— start of THE INPUT —
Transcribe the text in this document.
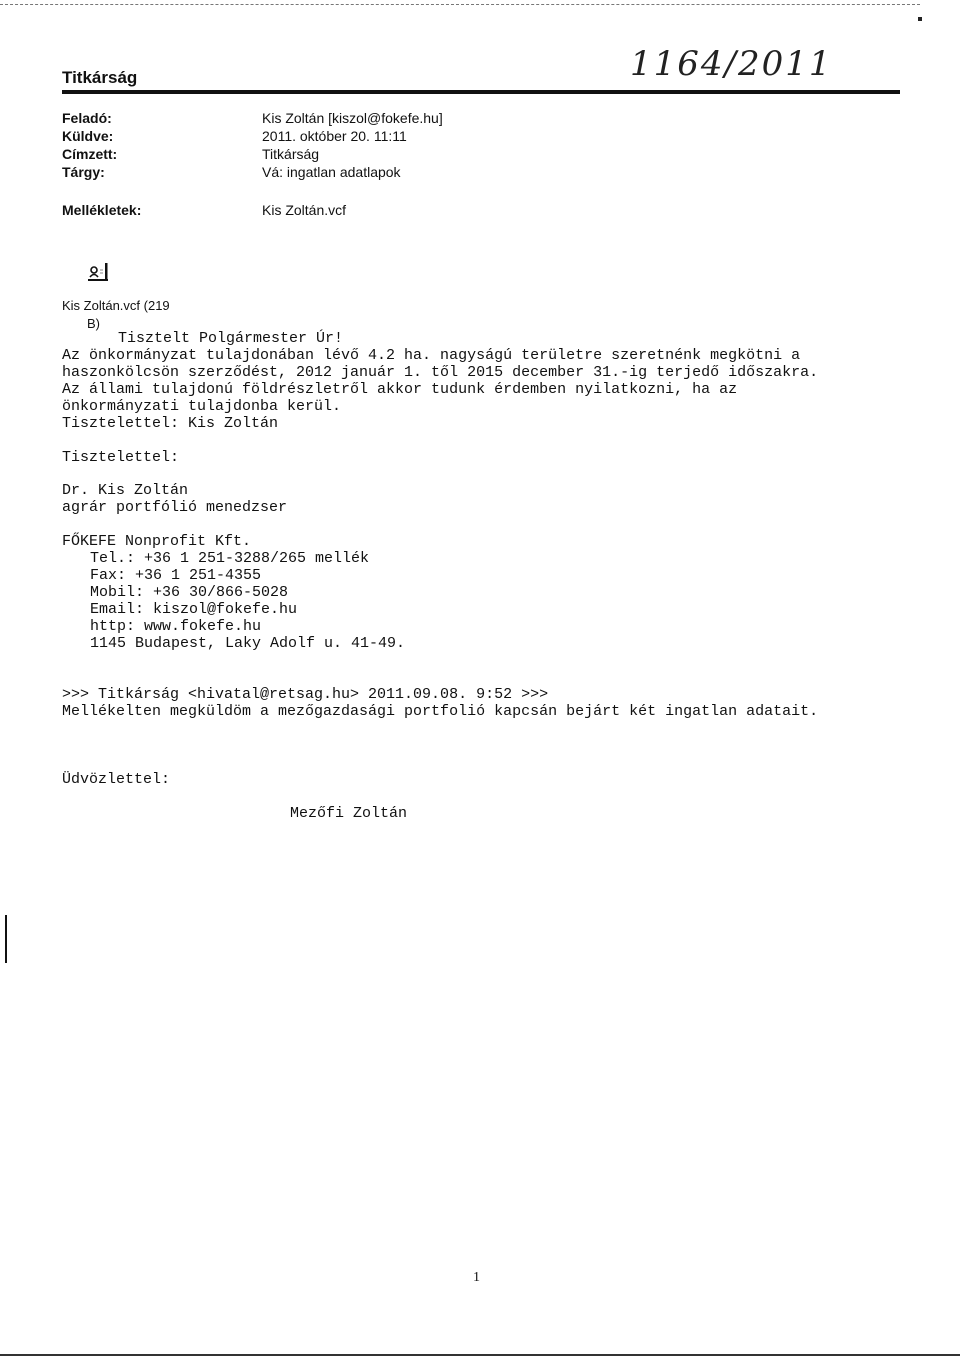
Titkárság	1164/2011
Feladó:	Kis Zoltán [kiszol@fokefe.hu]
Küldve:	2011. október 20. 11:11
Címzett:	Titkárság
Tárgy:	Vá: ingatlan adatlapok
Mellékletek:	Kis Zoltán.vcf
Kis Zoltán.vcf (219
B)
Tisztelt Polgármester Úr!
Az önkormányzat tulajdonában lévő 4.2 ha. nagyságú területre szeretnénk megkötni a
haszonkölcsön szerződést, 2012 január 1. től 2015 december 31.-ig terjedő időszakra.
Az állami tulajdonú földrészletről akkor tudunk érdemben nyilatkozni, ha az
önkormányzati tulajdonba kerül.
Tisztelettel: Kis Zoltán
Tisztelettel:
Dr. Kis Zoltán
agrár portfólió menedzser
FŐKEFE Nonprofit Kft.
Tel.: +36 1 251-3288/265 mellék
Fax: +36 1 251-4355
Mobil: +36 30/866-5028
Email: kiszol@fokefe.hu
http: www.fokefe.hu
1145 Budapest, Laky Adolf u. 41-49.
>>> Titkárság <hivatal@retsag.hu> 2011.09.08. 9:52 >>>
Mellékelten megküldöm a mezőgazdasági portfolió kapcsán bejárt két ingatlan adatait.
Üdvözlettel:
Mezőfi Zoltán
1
— end of THE INPUT —
— start of THE INPUT —
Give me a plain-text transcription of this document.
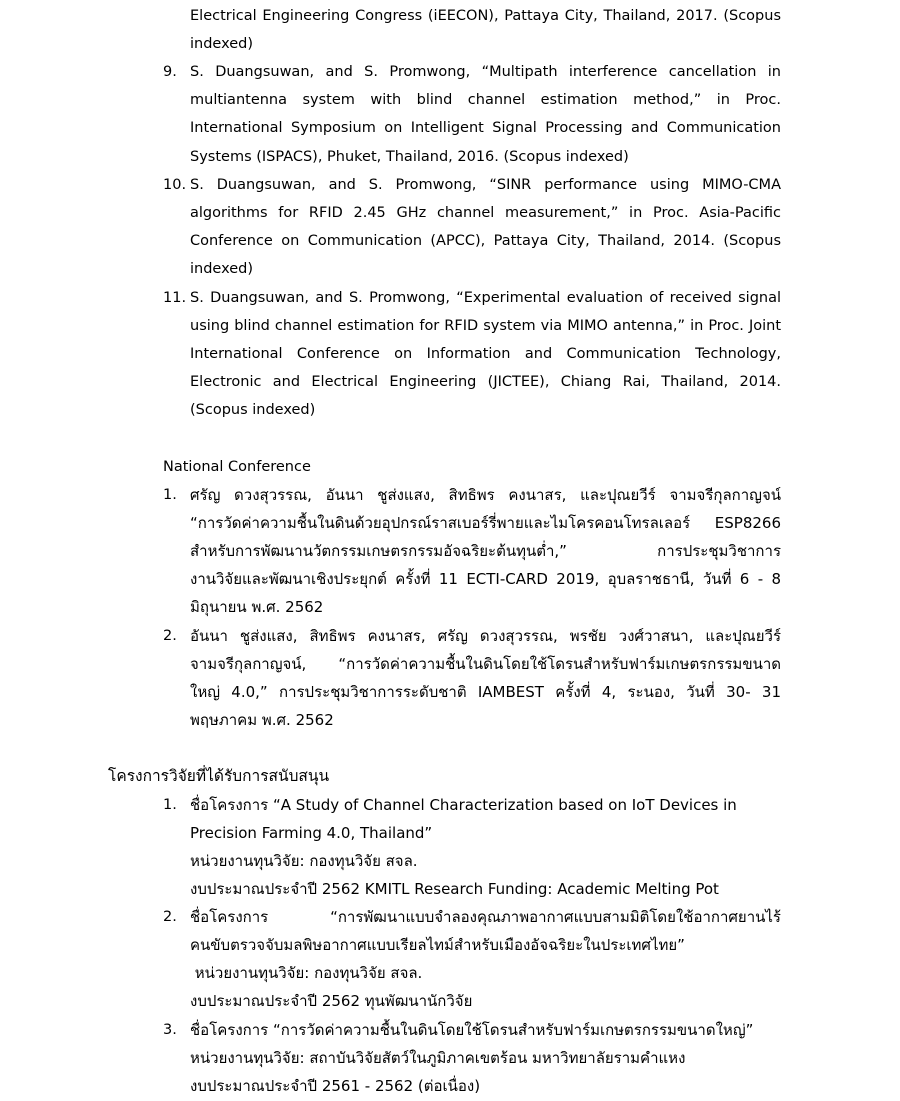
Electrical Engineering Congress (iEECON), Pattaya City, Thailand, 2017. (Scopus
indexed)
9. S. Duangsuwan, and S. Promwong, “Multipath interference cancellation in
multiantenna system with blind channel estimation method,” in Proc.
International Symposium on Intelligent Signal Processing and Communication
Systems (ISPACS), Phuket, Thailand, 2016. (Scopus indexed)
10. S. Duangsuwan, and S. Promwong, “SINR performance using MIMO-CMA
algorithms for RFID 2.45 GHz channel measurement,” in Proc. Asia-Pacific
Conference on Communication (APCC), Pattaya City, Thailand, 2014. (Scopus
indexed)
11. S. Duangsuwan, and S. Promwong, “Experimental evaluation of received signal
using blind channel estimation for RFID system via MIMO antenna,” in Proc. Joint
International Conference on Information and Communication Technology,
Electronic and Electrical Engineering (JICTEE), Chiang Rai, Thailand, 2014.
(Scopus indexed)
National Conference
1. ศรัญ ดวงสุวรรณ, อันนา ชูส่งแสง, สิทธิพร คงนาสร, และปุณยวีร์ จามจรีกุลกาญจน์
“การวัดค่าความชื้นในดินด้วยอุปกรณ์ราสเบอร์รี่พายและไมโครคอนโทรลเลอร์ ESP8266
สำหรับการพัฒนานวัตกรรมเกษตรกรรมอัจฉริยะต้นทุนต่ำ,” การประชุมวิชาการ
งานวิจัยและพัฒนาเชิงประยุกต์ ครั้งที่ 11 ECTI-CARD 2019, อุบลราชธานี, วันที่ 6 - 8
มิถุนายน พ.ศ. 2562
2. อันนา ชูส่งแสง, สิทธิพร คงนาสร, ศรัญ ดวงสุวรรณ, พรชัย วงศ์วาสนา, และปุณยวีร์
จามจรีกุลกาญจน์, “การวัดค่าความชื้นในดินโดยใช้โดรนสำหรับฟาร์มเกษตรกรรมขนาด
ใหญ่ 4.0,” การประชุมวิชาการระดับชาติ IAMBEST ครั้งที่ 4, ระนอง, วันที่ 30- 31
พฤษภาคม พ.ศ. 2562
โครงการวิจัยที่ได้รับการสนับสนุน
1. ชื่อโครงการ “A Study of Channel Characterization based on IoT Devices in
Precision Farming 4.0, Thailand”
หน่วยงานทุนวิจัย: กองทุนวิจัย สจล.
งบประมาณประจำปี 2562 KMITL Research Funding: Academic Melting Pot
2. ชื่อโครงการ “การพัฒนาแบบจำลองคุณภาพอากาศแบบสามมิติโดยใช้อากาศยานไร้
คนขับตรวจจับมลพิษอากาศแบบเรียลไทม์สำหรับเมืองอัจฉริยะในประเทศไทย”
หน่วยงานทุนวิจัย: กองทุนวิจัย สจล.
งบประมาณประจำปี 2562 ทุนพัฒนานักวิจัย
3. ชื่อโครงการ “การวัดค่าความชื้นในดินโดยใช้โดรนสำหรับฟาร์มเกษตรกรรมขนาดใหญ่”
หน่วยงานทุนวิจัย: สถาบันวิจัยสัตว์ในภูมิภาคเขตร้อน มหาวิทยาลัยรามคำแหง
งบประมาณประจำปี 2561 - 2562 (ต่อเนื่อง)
— end of THE INPUT —
### REQUIRED WORK
Report all lines of the data that include the word "kiszol".

### OUTPUT OF THE EXERCISE
Feladó:	Kis Zoltán [kiszol@fokefe.hu]
Email: kiszol@fokefe.hu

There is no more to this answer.